TO DO
Look below for the line with "Output the text content of this document.", and from there restate every line word for word until the entries end.
==== GIVEN INFORMATION ====
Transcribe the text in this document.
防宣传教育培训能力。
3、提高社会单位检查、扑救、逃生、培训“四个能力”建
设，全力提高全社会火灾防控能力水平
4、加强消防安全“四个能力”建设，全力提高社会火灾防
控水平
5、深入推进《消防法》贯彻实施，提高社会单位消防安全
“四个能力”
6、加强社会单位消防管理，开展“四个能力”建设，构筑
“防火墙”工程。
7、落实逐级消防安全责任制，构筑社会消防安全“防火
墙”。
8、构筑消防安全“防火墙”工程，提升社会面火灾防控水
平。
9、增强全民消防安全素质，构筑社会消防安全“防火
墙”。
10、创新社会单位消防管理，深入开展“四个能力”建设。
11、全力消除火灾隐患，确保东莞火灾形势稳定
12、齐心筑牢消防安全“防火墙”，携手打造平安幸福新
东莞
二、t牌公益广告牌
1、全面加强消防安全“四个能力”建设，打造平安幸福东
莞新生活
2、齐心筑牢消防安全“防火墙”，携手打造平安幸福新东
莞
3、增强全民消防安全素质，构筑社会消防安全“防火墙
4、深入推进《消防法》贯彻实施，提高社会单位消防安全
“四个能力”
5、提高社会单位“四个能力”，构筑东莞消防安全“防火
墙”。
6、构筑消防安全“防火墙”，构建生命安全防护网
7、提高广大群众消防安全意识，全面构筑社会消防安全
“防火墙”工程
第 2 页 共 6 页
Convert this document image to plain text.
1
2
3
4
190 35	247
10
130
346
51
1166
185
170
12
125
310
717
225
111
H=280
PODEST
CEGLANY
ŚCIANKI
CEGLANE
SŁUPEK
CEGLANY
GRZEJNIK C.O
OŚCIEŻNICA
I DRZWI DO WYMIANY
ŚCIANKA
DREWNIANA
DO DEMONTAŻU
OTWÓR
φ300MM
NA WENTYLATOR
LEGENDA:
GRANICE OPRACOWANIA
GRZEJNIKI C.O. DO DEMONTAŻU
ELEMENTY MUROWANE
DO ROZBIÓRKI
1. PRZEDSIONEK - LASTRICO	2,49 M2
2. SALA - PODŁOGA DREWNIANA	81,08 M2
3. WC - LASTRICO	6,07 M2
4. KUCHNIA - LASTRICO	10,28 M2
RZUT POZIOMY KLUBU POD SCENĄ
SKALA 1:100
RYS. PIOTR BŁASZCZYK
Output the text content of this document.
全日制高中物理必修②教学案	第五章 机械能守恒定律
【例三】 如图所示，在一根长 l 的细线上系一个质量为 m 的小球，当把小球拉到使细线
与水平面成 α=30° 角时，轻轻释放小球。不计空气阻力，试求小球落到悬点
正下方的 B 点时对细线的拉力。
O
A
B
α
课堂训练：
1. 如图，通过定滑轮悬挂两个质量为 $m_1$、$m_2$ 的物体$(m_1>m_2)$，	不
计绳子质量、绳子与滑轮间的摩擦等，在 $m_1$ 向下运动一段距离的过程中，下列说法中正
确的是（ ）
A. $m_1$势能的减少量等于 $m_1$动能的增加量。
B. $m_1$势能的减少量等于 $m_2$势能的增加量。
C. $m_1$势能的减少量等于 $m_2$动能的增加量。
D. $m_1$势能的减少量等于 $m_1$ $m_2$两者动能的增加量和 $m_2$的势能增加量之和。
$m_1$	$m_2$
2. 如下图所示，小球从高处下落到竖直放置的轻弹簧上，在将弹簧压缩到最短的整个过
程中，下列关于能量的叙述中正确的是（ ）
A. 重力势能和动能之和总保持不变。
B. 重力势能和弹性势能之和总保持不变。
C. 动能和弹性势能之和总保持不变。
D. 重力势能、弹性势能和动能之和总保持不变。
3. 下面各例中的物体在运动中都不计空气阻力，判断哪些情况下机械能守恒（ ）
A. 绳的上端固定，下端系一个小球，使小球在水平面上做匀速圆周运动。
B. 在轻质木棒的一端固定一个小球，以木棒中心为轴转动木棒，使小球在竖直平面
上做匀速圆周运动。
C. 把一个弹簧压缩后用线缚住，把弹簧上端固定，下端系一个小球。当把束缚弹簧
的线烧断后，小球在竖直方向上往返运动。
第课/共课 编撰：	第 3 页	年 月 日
====
REPLY
Output the text content of this document.
全日制高中物理必修②教学案	第五章 机械能守恒定律
【例三】 如图所示，在一根长 l 的细线上系一个质量为 m 的小球，当把小球拉到使细线
与水平面成 α=30° 角时，轻轻释放小球。不计空气阻力，试求小球落到悬点
正下方的 B 点时对细线的拉力。
O
A
B
α
课堂训练：
1. 如图，通过定滑轮悬挂两个质量为 $m_1$、$m_2$ 的物体$(m_1>m_2)$，	不
计绳子质量、绳子与滑轮间的摩擦等，在 $m_1$ 向下运动一段距离的过程中，下列说法中正
确的是（ ）
A. $m_1$势能的减少量等于 $m_1$动能的增加量。
B. $m_1$势能的减少量等于 $m_2$势能的增加量。
C. $m_1$势能的减少量等于 $m_2$动能的增加量。
D. $m_1$势能的减少量等于 $m_1$ $m_2$两者动能的增加量和 $m_2$的势能增加量之和。
$m_1$	$m_2$
2. 如下图所示，小球从高处下落到竖直放置的轻弹簧上，在将弹簧压缩到最短的整个过
程中，下列关于能量的叙述中正确的是（ ）
A. 重力势能和动能之和总保持不变。
B. 重力势能和弹性势能之和总保持不变。
C. 动能和弹性势能之和总保持不变。
D. 重力势能、弹性势能和动能之和总保持不变。
3. 下面各例中的物体在运动中都不计空气阻力，判断哪些情况下机械能守恒（ ）
A. 绳的上端固定，下端系一个小球，使小球在水平面上做匀速圆周运动。
B. 在轻质木棒的一端固定一个小球，以木棒中心为轴转动木棒，使小球在竖直平面
上做匀速圆周运动。
C. 把一个弹簧压缩后用线缚住，把弹簧上端固定，下端系一个小球。当把束缚弹簧
的线烧断后，小球在竖直方向上往返运动。
第课/共课 编撰：	第 3 页	年 月 日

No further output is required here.